> [Requirement a]:
Answer these questions from the housing forum article:
(i) How many new homes in the area does the Fairer Future Plan agenda call for?
(ii) By how many votes was the plan approved?
(iii) According to the 2021 Census, how many unoccupied private dwellings were there?

> [Text section]:
A packed forum debating the Inner West’s Fairer Future Plan laid bare the growing policy divide over housing supply, affordability and investor influence, writes Jemma Nott.

THE SYDNEY Inner West Council recently held a community forum on the Our Fairer Future Plan.

The forum was packed to the brim, both with those on “YIMBY” side advocating the Fairer Future Plan agenda of building 3,500 new homes in the area and those advocating affordability, or in other words, those seeking to increase the percentage of affordable homes built within this plan, as well as those on the “NIMBY” side.

The Fairer Future Plan was narrowly approved by one vote on the night of Tuesday 23 September, despite opposition to a 3% affordability target. What’s most interesting about the forum, though, is that the Government has successfully shifted the Overton Window such that YIMBYs and affordable housing advocates at this forum all have one thing in common — they all start with the assumption that supply, largely due to migration, is the inherent problem that needs solving.

Or to the degree that those in the housing affordability camp don’t agree with that premise, they concede to it in order to win some more affordable homes.

However, as housing unaffordability across the country rapidly grows and most Australian major cities rank in the top ten least affordable in the world, at the federal level, all the Government has promised is the build-out of 1.2 million new homes. Although there isn’t substantial documentation of this phenomenon, what we currently know is that, according to the 2021 Census, there were 1 million unoccupied private dwellings.

> [Available data]:
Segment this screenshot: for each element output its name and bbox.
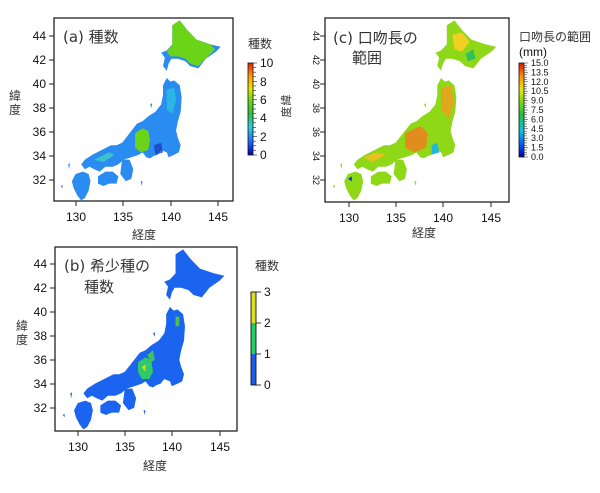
y-tick: 44 [311, 31, 321, 41]
colorbar [247, 62, 254, 156]
panel-c: 緯 度 44 42 40 38 36 34 32 130 135 140 [279, 17, 591, 240]
y-axis-label-top: 緯 [16, 318, 28, 333]
x-tick: 145 [208, 210, 228, 224]
y-tick: 40 [34, 305, 48, 319]
colorbar-title-line1: 口吻長の範囲 [519, 29, 591, 44]
colorbar-title-line2: (mm) [519, 45, 547, 59]
y-axis-label-top: 緯 [279, 95, 293, 106]
y-tick: 32 [311, 175, 321, 185]
y-tick: 42 [34, 281, 48, 295]
panel-b: 44 42 40 38 36 34 32 130 135 140 145 経度 … [16, 246, 279, 473]
colorbar-tick: 12.0 [531, 77, 549, 87]
colorbar-tick: 8 [260, 75, 267, 89]
colorbar [250, 291, 257, 386]
colorbar [518, 62, 525, 158]
colorbar-tick: 6.0 [531, 114, 544, 124]
colorbar-tick: 4.5 [531, 124, 544, 134]
colorbar-tick: 4 [260, 111, 267, 125]
x-tick: 140 [433, 211, 453, 225]
colorbar-segment-1-2 [251, 323, 256, 354]
colorbar-tick: 15.0 [531, 58, 549, 68]
colorbar-tick: 1 [264, 347, 271, 361]
y-tick: 34 [33, 149, 47, 163]
colorbar-tick: 0 [264, 378, 271, 392]
x-tick: 140 [161, 210, 181, 224]
x-tick: 145 [481, 211, 501, 225]
y-tick: 44 [34, 257, 48, 271]
x-axis-label: 経度 [412, 225, 436, 240]
y-tick: 44 [33, 29, 47, 43]
x-tick: 130 [68, 440, 88, 454]
x-tick: 135 [113, 210, 133, 224]
y-tick: 40 [311, 79, 321, 89]
y-tick: 38 [311, 103, 321, 113]
y-tick: 38 [33, 101, 47, 115]
panel-title-line2: 種数 [84, 278, 114, 296]
y-tick: 36 [33, 125, 47, 139]
map-species-richness [60, 20, 221, 201]
colorbar-tick: 3 [264, 285, 271, 299]
y-axis-label-bottom: 度 [16, 332, 28, 347]
x-tick: 135 [115, 440, 135, 454]
x-tick: 130 [339, 211, 359, 225]
x-axis-label: 経度 [143, 458, 167, 473]
y-tick: 32 [33, 173, 47, 187]
map-proboscis-range [332, 20, 497, 201]
colorbar-segment-2-3 [251, 292, 256, 323]
x-tick: 145 [210, 440, 230, 454]
map-rare-species [62, 249, 225, 430]
y-tick: 34 [34, 377, 48, 391]
y-tick: 38 [34, 329, 48, 343]
x-tick: 130 [66, 210, 86, 224]
panel-title-line1: (b) 希少種の [64, 257, 150, 275]
colorbar-tick: 2 [264, 316, 271, 330]
x-tick: 135 [386, 211, 406, 225]
colorbar-tick: 13.5 [531, 67, 549, 77]
panel-title-line1: (c) 口吻長の [333, 29, 418, 47]
colorbar-tick: 6 [260, 93, 267, 107]
colorbar-tick: 3.0 [531, 133, 544, 143]
x-tick: 140 [162, 440, 182, 454]
y-tick: 36 [34, 353, 48, 367]
y-tick: 42 [33, 53, 47, 67]
y-tick: 36 [311, 127, 321, 137]
panel-title: (a) 種数 [63, 28, 119, 46]
y-axis-label-bottom: 度 [9, 102, 21, 117]
colorbar-tick: 10.5 [531, 86, 549, 96]
panel-a: 44 42 40 38 36 34 32 130 135 140 145 経度 … [9, 17, 274, 242]
colorbar-title: 種数 [248, 36, 272, 51]
x-axis-label: 経度 [132, 227, 156, 242]
panel-title-line2: 範囲 [352, 49, 382, 67]
y-axis-label-bottom: 度 [279, 107, 293, 118]
colorbar-tick: 7.5 [531, 105, 544, 115]
colorbar-tick: 0.0 [531, 152, 544, 162]
y-tick: 40 [33, 77, 47, 91]
colorbar-tick: 9.0 [531, 96, 544, 106]
y-tick: 32 [34, 401, 48, 415]
y-axis-label-top: 緯 [9, 88, 21, 103]
colorbar-title: 種数 [255, 258, 279, 273]
colorbar-tick: 10 [260, 56, 274, 70]
y-tick: 34 [311, 151, 321, 161]
colorbar-segment-0-1 [251, 354, 256, 385]
colorbar-tick: 1.5 [531, 143, 544, 153]
y-tick: 42 [311, 55, 321, 65]
colorbar-tick: 2 [260, 130, 267, 144]
colorbar-tick: 0 [260, 148, 267, 162]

> [Requirement b]: From the records, reproduce the lines from the one containing "y-tick: 44 [311, 31, 321, 41]" up to and including the one containing "y-axis-label-top: 緯 [279, 95, 293, 106]".

> [Written answer a]:
(i) 3,500
(ii) One
(iii) 1 million

> [Written answer b]:
y-tick: 44 [311, 31, 321, 41]
colorbar [247, 62, 254, 156]
panel-c: 緯 度 44 42 40 38 36 34 32 130 135 140 [279, 17, 591, 240]
y-axis-label-top: 緯 [16, 318, 28, 333]
x-tick: 145 [208, 210, 228, 224]
y-tick: 40 [34, 305, 48, 319]
colorbar-title-line1: 口吻長の範囲 [519, 29, 591, 44]
colorbar-title-line2: (mm) [519, 45, 547, 59]
y-axis-label-top: 緯 [279, 95, 293, 106]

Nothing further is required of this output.